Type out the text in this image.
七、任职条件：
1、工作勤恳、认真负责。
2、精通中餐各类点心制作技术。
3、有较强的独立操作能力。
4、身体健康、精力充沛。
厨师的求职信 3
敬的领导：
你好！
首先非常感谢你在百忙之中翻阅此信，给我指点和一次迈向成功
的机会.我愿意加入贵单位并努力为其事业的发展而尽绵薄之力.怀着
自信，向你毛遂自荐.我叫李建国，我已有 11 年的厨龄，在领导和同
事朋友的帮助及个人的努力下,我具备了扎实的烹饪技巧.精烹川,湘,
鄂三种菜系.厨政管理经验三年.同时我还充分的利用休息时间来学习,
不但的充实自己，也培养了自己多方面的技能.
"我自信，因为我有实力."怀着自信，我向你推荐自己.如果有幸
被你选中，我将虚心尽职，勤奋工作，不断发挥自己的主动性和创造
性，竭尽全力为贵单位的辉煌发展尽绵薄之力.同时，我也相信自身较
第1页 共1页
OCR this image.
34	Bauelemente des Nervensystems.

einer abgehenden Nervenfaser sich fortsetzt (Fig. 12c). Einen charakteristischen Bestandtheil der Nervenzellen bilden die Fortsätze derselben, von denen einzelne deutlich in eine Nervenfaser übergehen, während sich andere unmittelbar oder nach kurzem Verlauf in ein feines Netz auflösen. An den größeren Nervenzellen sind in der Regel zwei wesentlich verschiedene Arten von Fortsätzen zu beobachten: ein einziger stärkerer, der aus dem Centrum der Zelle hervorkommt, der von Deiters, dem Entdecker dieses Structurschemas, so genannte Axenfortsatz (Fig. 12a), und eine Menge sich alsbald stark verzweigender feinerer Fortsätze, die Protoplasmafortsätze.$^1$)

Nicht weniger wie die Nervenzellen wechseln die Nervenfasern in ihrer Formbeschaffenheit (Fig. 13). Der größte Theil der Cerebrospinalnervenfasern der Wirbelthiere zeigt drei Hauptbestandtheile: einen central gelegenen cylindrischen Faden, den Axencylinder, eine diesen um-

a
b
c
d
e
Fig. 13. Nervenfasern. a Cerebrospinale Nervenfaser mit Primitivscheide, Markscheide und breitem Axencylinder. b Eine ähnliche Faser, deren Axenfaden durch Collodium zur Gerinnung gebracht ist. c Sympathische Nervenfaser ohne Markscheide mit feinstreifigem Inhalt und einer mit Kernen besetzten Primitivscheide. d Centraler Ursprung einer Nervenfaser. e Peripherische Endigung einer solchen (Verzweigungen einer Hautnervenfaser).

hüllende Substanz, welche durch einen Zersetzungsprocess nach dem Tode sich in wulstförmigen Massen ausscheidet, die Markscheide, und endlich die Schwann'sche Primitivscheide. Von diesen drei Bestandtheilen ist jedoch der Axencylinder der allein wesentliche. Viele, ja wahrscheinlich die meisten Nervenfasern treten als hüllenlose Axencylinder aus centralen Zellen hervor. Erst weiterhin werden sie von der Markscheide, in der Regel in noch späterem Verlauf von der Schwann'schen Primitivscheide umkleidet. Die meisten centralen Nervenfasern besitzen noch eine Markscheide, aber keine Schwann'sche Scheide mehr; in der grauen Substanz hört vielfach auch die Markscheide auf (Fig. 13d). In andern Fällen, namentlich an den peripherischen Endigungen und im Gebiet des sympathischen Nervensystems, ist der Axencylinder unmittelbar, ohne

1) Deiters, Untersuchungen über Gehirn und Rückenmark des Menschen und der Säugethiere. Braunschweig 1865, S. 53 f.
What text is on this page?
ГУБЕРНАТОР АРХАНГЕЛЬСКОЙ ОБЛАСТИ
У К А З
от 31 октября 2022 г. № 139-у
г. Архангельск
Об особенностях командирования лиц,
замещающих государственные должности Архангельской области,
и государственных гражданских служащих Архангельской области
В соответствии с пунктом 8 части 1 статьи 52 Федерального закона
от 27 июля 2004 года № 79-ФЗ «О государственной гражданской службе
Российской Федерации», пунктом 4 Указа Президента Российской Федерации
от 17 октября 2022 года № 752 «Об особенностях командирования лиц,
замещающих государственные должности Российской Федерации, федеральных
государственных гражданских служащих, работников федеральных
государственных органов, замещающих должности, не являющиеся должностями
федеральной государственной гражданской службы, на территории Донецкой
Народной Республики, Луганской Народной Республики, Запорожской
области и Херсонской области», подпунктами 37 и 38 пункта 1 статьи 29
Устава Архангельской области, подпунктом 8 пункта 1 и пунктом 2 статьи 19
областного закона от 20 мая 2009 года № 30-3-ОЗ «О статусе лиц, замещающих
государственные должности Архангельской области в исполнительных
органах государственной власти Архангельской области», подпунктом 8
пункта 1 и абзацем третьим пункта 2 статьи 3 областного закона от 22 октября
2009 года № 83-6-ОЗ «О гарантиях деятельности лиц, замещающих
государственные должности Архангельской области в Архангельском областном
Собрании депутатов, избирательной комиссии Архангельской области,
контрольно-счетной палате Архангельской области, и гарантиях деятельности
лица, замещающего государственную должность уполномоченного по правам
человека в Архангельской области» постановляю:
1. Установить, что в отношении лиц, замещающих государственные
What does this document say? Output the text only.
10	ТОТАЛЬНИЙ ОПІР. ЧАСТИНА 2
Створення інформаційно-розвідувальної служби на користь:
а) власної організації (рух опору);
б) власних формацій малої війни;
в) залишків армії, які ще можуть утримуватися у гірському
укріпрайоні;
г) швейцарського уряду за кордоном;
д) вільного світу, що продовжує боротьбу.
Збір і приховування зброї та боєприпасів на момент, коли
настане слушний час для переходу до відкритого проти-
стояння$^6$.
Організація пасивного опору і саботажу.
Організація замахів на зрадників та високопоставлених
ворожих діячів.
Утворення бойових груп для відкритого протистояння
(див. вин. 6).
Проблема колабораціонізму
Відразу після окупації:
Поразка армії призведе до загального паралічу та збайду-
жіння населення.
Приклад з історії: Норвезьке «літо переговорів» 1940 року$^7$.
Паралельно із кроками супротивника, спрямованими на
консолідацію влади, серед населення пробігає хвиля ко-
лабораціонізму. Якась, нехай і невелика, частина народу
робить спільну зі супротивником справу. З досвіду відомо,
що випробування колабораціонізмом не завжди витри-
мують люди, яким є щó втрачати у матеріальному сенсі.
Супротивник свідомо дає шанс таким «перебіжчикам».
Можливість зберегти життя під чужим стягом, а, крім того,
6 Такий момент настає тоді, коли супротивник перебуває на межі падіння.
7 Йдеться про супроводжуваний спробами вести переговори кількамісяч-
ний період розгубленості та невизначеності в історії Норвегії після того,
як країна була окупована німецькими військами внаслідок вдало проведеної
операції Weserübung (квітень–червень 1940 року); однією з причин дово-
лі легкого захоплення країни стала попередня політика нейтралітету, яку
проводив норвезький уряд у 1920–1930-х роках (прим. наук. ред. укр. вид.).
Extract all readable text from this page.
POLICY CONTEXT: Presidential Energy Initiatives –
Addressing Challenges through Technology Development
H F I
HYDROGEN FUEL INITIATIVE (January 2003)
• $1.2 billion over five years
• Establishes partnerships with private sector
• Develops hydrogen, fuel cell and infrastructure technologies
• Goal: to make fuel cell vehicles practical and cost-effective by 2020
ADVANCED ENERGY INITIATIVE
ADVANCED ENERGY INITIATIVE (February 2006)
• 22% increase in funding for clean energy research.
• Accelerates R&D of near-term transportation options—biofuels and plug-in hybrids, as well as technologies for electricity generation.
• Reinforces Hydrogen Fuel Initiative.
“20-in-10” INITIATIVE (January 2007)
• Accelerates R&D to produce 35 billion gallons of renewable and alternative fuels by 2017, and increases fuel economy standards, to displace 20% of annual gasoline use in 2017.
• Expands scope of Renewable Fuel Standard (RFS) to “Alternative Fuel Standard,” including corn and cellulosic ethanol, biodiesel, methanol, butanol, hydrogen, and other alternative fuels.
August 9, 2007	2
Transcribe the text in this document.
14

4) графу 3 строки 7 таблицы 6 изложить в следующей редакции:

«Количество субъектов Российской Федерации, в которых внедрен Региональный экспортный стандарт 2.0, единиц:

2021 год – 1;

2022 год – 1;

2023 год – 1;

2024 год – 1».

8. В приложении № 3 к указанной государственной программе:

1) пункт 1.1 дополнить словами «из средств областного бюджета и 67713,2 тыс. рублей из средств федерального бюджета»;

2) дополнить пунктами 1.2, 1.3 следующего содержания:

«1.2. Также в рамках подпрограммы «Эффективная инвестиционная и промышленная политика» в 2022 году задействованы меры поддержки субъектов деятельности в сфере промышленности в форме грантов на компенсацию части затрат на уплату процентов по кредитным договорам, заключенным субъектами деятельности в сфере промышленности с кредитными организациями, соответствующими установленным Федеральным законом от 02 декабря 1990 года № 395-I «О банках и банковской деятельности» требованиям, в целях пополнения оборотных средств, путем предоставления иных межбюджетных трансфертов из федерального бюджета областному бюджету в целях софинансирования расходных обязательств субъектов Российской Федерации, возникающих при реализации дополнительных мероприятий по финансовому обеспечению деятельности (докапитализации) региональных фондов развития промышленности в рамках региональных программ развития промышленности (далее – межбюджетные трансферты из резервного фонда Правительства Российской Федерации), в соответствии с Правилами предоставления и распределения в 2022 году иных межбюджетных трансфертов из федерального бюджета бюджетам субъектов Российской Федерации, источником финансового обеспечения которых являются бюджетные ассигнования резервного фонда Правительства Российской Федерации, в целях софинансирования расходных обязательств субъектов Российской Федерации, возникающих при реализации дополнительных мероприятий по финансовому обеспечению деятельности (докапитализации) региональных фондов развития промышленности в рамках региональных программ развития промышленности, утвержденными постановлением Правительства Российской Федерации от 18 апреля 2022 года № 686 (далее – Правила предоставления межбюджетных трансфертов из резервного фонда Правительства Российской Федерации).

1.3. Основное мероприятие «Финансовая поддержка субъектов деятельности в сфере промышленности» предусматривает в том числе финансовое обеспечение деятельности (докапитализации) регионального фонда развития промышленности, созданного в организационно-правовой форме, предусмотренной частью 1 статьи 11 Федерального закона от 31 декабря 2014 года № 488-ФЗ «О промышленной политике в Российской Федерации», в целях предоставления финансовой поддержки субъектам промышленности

..........

> _Problem description_
From the data above, copy each line that holds "государственной".

> _Solution_
от 27 июля 2004 года № 79-ФЗ «О государственной гражданской службе
федеральной государственной гражданской службы, на территории Донецкой
органах государственной власти Архангельской области», подпунктом 8
8. В приложении № 3 к указанной государственной программе:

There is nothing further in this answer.